**EXERCISE DESCRIPTION:**
Repeat every record below exactly, but leave out any pictures.

(Figure record extracts)
-*-*-
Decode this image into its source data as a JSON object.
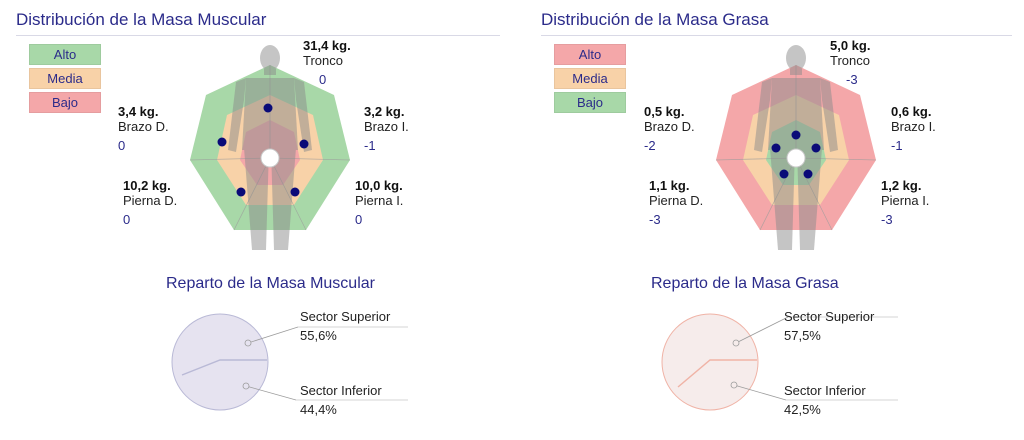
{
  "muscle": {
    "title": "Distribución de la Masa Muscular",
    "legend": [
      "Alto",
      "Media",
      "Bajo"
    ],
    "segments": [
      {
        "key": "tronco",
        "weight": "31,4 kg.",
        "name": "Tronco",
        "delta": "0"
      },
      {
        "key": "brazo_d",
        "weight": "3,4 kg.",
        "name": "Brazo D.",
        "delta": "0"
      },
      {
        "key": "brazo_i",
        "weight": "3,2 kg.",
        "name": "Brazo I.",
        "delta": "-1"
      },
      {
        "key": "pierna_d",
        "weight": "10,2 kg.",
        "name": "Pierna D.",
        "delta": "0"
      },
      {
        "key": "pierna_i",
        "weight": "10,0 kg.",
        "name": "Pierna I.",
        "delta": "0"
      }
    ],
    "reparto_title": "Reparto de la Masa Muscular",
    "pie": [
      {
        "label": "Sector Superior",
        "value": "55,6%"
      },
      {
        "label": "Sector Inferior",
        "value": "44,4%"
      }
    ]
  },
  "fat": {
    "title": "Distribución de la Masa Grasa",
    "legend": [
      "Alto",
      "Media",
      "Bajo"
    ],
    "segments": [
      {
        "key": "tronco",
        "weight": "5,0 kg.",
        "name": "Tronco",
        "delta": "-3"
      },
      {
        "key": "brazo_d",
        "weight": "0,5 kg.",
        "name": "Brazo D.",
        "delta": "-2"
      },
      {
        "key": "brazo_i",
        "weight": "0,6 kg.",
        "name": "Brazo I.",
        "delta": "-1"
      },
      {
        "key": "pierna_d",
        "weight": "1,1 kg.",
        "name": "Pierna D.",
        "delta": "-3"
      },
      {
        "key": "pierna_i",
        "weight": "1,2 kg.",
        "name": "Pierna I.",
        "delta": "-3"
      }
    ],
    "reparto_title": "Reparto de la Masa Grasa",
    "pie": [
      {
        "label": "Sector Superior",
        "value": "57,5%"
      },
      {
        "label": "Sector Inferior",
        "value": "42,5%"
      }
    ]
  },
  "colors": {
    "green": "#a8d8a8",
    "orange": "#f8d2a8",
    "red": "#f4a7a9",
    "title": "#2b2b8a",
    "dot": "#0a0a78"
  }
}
-*-*-
**TASK RESULT:**
Decode this image into its source data as a JSON object.
{
  "muscle": {
    "title": "Distribución de la Masa Muscular",
    "legend": [
      "Alto",
      "Media",
      "Bajo"
    ],
    "segments": [
      {
        "key": "tronco",
        "weight": "31,4 kg.",
        "name": "Tronco",
        "delta": "0"
      },
      {
        "key": "brazo_d",
        "weight": "3,4 kg.",
        "name": "Brazo D.",
        "delta": "0"
      },
      {
        "key": "brazo_i",
        "weight": "3,2 kg.",
        "name": "Brazo I.",
        "delta": "-1"
      },
      {
        "key": "pierna_d",
        "weight": "10,2 kg.",
        "name": "Pierna D.",
        "delta": "0"
      },
      {
        "key": "pierna_i",
        "weight": "10,0 kg.",
        "name": "Pierna I.",
        "delta": "0"
      }
    ],
    "reparto_title": "Reparto de la Masa Muscular",
    "pie": [
      {
        "label": "Sector Superior",
        "value": "55,6%"
      },
      {
        "label": "Sector Inferior",
        "value": "44,4%"
      }
    ]
  },
  "fat": {
    "title": "Distribución de la Masa Grasa",
    "legend": [
      "Alto",
      "Media",
      "Bajo"
    ],
    "segments": [
      {
        "key": "tronco",
        "weight": "5,0 kg.",
        "name": "Tronco",
        "delta": "-3"
      },
      {
        "key": "brazo_d",
        "weight": "0,5 kg.",
        "name": "Brazo D.",
        "delta": "-2"
      },
      {
        "key": "brazo_i",
        "weight": "0,6 kg.",
        "name": "Brazo I.",
        "delta": "-1"
      },
      {
        "key": "pierna_d",
        "weight": "1,1 kg.",
        "name": "Pierna D.",
        "delta": "-3"
      },
      {
        "key": "pierna_i",
        "weight": "1,2 kg.",
        "name": "Pierna I.",
        "delta": "-3"
      }
    ],
    "reparto_title": "Reparto de la Masa Grasa",
    "pie": [
      {
        "label": "Sector Superior",
        "value": "57,5%"
      },
      {
        "label": "Sector Inferior",
        "value": "42,5%"
      }
    ]
  },
  "colors": {
    "green": "#a8d8a8",
    "orange": "#f8d2a8",
    "red": "#f4a7a9",
    "title": "#2b2b8a",
    "dot": "#0a0a78"
  }
}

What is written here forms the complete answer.